#### Texto
En el discurso de este 1o de diciembre, que se convierte en una pieza para la historia, Nicolás Maduro expresó: “Le digo al pueblo que dejo mi destino en sus manos. Si vuelve a ganar la oposición, yo me voy de la presidencia”.
¿Cómo interpretar estas palabras que pespuntan una línea entre el cinismo y la manipulación?, ¿son una cachetada a la población?, ¿son unos trozos de leña para avivar el fuego entre sus filas y así avistar las disidencias que persisten?, ¿son parte de los ladrillos con los que sigue fabricándose una oposición a la medida?, ¿son una exigencia de librito hecha por alguno de sus aliados para mantener las apariencias democráticas?, ¿o qué más hay en este discurso?
Sean lo que sean estas palabras, a pocos días de un manipulado evento electoral, en el fondo parecen responder a un profundo convencimiento del régimen de que no corre el riesgo de perder el poder. Quizá por ello, o precisamente para estimular este hecho, primero Nicolás Maduro ya había ordenado la activación plena de los comandos de base del PSUV para garantizar la movilización de votantes en las parlamentarias de este 6 de diciembre y, luego, prometió premiar “con lo que necesiten” a las 100 comunidades y sus Unidades de Batalla Bolívar-Chávez que registren mayor votación. Luego, entre chistes machistas y manejos de campaña, Diosdado Cabello dijo que “el que no vote no come, se le aplica una cuarentena… sin comer”, mientras amenazaba nuevamente con enjuiciar por traición a la patria a los parlamentarios opositores que ganaron por mayoría electoral aplastante su curul en la Asamblea Nacional en diciembre de 2015.
Es decir, que los fieles recibirán premios y beneficios, mientras que quienes disienten serán castigados por “traidores”. A unos les lanza migajas que alimentan la esperanza, a los otros la amenaza de cerrarles cualquier opción o de confinarlos en la cárcel.
En dos décadas de chavismo los venezolanos han protagonizado más de 100 mil protestas para reclamar sus derechos, con un doloroso saldo de muertos, heridos, presos y exiliados, y aun sin alcanzar los objetivos, aunque a veces con más ímpetu que en otras, siguen en la calle manifestando su descontento. Pero el régimen les mantiene la cuerda corta, con la idea de que sostengan un hilo de esperanza, pero no mucho más. Juega con esto a conveniencia, dejando escapar la tensión de tanto en tanto, pero siempre aplicando la purga radical a los más revoltosos.
Por eso mismo sostiene sus amagos de democracia, pues sabe que todavía hay una buena parte de la población que sigue apostando a su salida electoral, aunque su régimen ha probado una y otra vez su talante antidemocrático, arrebatándole al voto todo su sentido. El régimen sabe que esa espera de la gente a que unas elecciones den resultado le puede permitir unos cuantos años más en el poder.
Y es que este régimen necesita a un pueblo dispuesto a esperar, aletargado en una vida en gerundio que se consume poco a poco, pues esa es la fórmula de las colas infinitas para surtirse de gasolina, de pasar penurias y pagar coimas para poder comprar una bombona de gas, de peregrinar de hospital en hospital en busca de atención y del desvanecimiento silente de muchos a causa del hambre, a la par de otros tantos que dejan a un lado sus valores y deciden negociar su sobrevivencia.
La desesperanza implica desesperación y con ella vienen emociones como el enojo y la ira, que suelen traducirse en acciones violentas en muchos casos o, por decir lo menos, poco racionales, pues están impulsadas por la idea de que “ya no hay nada que perder” porque es inalcanzable lo que se desea. Esa es la línea que el régimen no se permite cruzar. Y por eso ahí van esas palabras al viento de “dejo mi destino en las manos del pueblo de Venezuela”.
########
#### Extracto de datos
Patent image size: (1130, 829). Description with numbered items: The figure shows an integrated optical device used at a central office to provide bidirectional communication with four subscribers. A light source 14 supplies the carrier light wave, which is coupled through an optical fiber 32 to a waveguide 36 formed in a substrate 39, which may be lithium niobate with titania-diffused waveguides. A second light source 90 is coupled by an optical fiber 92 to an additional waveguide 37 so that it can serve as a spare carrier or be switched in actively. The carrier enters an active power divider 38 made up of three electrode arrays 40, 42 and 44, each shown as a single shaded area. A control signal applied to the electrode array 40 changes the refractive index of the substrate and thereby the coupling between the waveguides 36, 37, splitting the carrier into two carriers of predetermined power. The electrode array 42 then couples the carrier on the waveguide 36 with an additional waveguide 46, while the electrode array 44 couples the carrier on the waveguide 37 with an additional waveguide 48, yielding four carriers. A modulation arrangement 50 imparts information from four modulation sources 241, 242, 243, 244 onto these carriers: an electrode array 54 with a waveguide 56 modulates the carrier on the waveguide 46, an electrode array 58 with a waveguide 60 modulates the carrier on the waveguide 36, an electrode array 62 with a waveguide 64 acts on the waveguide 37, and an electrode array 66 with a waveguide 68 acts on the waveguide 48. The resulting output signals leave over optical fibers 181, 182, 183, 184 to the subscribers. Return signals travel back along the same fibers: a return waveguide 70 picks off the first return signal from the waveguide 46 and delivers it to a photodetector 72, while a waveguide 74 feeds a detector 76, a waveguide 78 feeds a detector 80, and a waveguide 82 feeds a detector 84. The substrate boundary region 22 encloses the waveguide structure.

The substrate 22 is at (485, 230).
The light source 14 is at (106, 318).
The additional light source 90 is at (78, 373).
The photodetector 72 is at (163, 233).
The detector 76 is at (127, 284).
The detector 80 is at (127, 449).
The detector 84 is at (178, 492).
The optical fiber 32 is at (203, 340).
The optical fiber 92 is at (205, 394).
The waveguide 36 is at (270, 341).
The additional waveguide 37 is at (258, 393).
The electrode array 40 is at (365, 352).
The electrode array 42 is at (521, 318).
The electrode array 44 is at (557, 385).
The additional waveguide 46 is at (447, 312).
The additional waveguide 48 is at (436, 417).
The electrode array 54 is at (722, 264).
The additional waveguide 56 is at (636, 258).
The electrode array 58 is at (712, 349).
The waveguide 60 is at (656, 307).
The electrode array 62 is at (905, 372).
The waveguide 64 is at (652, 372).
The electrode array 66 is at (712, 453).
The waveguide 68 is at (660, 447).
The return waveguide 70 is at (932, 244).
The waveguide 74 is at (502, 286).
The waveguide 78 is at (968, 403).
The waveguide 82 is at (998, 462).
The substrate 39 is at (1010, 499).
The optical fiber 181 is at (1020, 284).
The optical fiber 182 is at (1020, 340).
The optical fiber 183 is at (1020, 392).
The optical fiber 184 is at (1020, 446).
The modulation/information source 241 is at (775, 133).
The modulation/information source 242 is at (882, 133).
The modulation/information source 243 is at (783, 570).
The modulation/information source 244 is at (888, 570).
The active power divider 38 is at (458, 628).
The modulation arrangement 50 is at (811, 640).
########
Consigna
¿Puedes extraer, copiado sin cambios, el fragmento del texto sobre el discurso de Maduro que va entre "En el discurso" y "en este discurso?", ambos incluidos?

Respuesta
En el discurso de este 1o de diciembre, que se convierte en una pieza para la historia, Nicolás Maduro expresó: “Le digo al pueblo que dejo mi destino en sus manos. Si vuelve a ganar la oposición, yo me voy de la presidencia”.
¿Cómo interpretar estas palabras que pespuntan una línea entre el cinismo y la manipulación?, ¿son una cachetada a la población?, ¿son unos trozos de leña para avivar el fuego entre sus filas y así avistar las disidencias que persisten?, ¿son parte de los ladrillos con los que sigue fabricándose una oposición a la medida?, ¿son una exigencia de librito hecha por alguno de sus aliados para mantener las apariencias democráticas?, ¿o qué más hay en este discurso?